[Records from a dataset]
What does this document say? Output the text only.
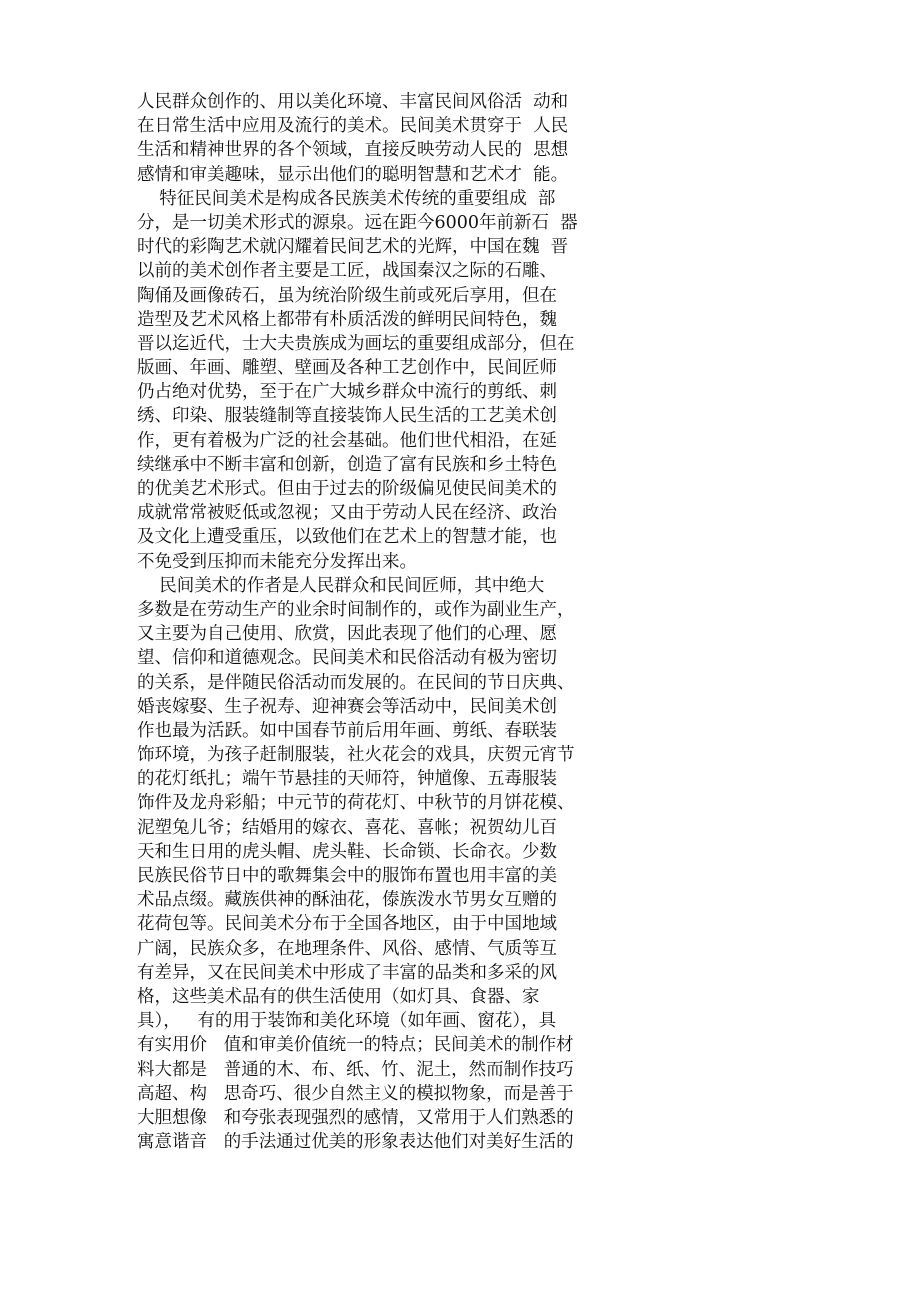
人民群众创作的、用以美化环境、丰富民间风俗活  动和
在日常生活中应用及流行的美术。民间美术贯穿于  人民
生活和精神世界的各个领域，直接反映劳动人民的  思想
感情和审美趣味，显示出他们的聪明智慧和艺术才  能。
特征民间美术是构成各民族美术传统的重要组成  部
分，是一切美术形式的源泉。远在距今6000年前新石  器
时代的彩陶艺术就闪耀着民间艺术的光辉，中国在魏  晋
以前的美术创作者主要是工匠，战国秦汉之际的石雕、
陶俑及画像砖石，虽为统治阶级生前或死后享用，但在
造型及艺术风格上都带有朴质活泼的鲜明民间特色，魏
晋以迄近代，士大夫贵族成为画坛的重要组成部分，但在
版画、年画、雕塑、壁画及各种工艺创作中，民间匠师
仍占绝对优势，至于在广大城乡群众中流行的剪纸、刺
绣、印染、服装缝制等直接装饰人民生活的工艺美术创
作，更有着极为广泛的社会基础。他们世代相沿，在延
续继承中不断丰富和创新，创造了富有民族和乡土特色
的优美艺术形式。但由于过去的阶级偏见使民间美术的
成就常常被贬低或忽视；又由于劳动人民在经济、政治
及文化上遭受重压，以致他们在艺术上的智慧才能，也
不免受到压抑而未能充分发挥出来。
民间美术的作者是人民群众和民间匠师，其中绝大
多数是在劳动生产的业余时间制作的，或作为副业生产，
又主要为自己使用、欣赏，因此表现了他们的心理、愿
望、信仰和道德观念。民间美术和民俗活动有极为密切
的关系，是伴随民俗活动而发展的。在民间的节日庆典、
婚丧嫁娶、生子祝寿、迎神赛会等活动中，民间美术创
作也最为活跃。如中国春节前后用年画、剪纸、春联装
饰环境，为孩子赶制服装，社火花会的戏具，庆贺元宵节
的花灯纸扎；端午节悬挂的天师符，钟馗像、五毒服装
饰件及龙舟彩船；中元节的荷花灯、中秋节的月饼花模、
泥塑兔儿爷；结婚用的嫁衣、喜花、喜帐；祝贺幼儿百
天和生日用的虎头帽、虎头鞋、长命锁、长命衣。少数
民族民俗节日中的歌舞集会中的服饰布置也用丰富的美
术品点缀。藏族供神的酥油花，傣族泼水节男女互赠的
花荷包等。民间美术分布于全国各地区，由于中国地域
广阔，民族众多，在地理条件、风俗、感情、气质等互
有差异，又在民间美术中形成了丰富的品类和多采的风
格，这些美术品有的供生活使用（如灯具、食器、家
具），   有的用于装饰和美化环境（如年画、窗花），具
有实用价   值和审美价值统一的特点；民间美术的制作材
料大都是   普通的木、布、纸、竹、泥土，然而制作技巧
高超、构   思奇巧、很少自然主义的模拟物象，而是善于
大胆想像   和夸张表现强烈的感情，又常用于人们熟悉的
寓意谐音   的手法通过优美的形象表达他们对美好生活的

--- EXERCISE PROMPT ---
Quote the entries above word for word. Leave the images out.

--- COMPLETE OUTPUT ---
What does this document say? Output the text only.
人民群众创作的、用以美化环境、丰富民间风俗活  动和
在日常生活中应用及流行的美术。民间美术贯穿于  人民
生活和精神世界的各个领域，直接反映劳动人民的  思想
感情和审美趣味，显示出他们的聪明智慧和艺术才  能。
特征民间美术是构成各民族美术传统的重要组成  部
分，是一切美术形式的源泉。远在距今6000年前新石  器
时代的彩陶艺术就闪耀着民间艺术的光辉，中国在魏  晋
以前的美术创作者主要是工匠，战国秦汉之际的石雕、
陶俑及画像砖石，虽为统治阶级生前或死后享用，但在
造型及艺术风格上都带有朴质活泼的鲜明民间特色，魏
晋以迄近代，士大夫贵族成为画坛的重要组成部分，但在
版画、年画、雕塑、壁画及各种工艺创作中，民间匠师
仍占绝对优势，至于在广大城乡群众中流行的剪纸、刺
绣、印染、服装缝制等直接装饰人民生活的工艺美术创
作，更有着极为广泛的社会基础。他们世代相沿，在延
续继承中不断丰富和创新，创造了富有民族和乡土特色
的优美艺术形式。但由于过去的阶级偏见使民间美术的
成就常常被贬低或忽视；又由于劳动人民在经济、政治
及文化上遭受重压，以致他们在艺术上的智慧才能，也
不免受到压抑而未能充分发挥出来。
民间美术的作者是人民群众和民间匠师，其中绝大
多数是在劳动生产的业余时间制作的，或作为副业生产，
又主要为自己使用、欣赏，因此表现了他们的心理、愿
望、信仰和道德观念。民间美术和民俗活动有极为密切
的关系，是伴随民俗活动而发展的。在民间的节日庆典、
婚丧嫁娶、生子祝寿、迎神赛会等活动中，民间美术创
作也最为活跃。如中国春节前后用年画、剪纸、春联装
饰环境，为孩子赶制服装，社火花会的戏具，庆贺元宵节
的花灯纸扎；端午节悬挂的天师符，钟馗像、五毒服装
饰件及龙舟彩船；中元节的荷花灯、中秋节的月饼花模、
泥塑兔儿爷；结婚用的嫁衣、喜花、喜帐；祝贺幼儿百
天和生日用的虎头帽、虎头鞋、长命锁、长命衣。少数
民族民俗节日中的歌舞集会中的服饰布置也用丰富的美
术品点缀。藏族供神的酥油花，傣族泼水节男女互赠的
花荷包等。民间美术分布于全国各地区，由于中国地域
广阔，民族众多，在地理条件、风俗、感情、气质等互
有差异，又在民间美术中形成了丰富的品类和多采的风
格，这些美术品有的供生活使用（如灯具、食器、家
具），   有的用于装饰和美化环境（如年画、窗花），具
有实用价   值和审美价值统一的特点；民间美术的制作材
料大都是   普通的木、布、纸、竹、泥土，然而制作技巧
高超、构   思奇巧、很少自然主义的模拟物象，而是善于
大胆想像   和夸张表现强烈的感情，又常用于人们熟悉的
寓意谐音   的手法通过优美的形象表达他们对美好生活的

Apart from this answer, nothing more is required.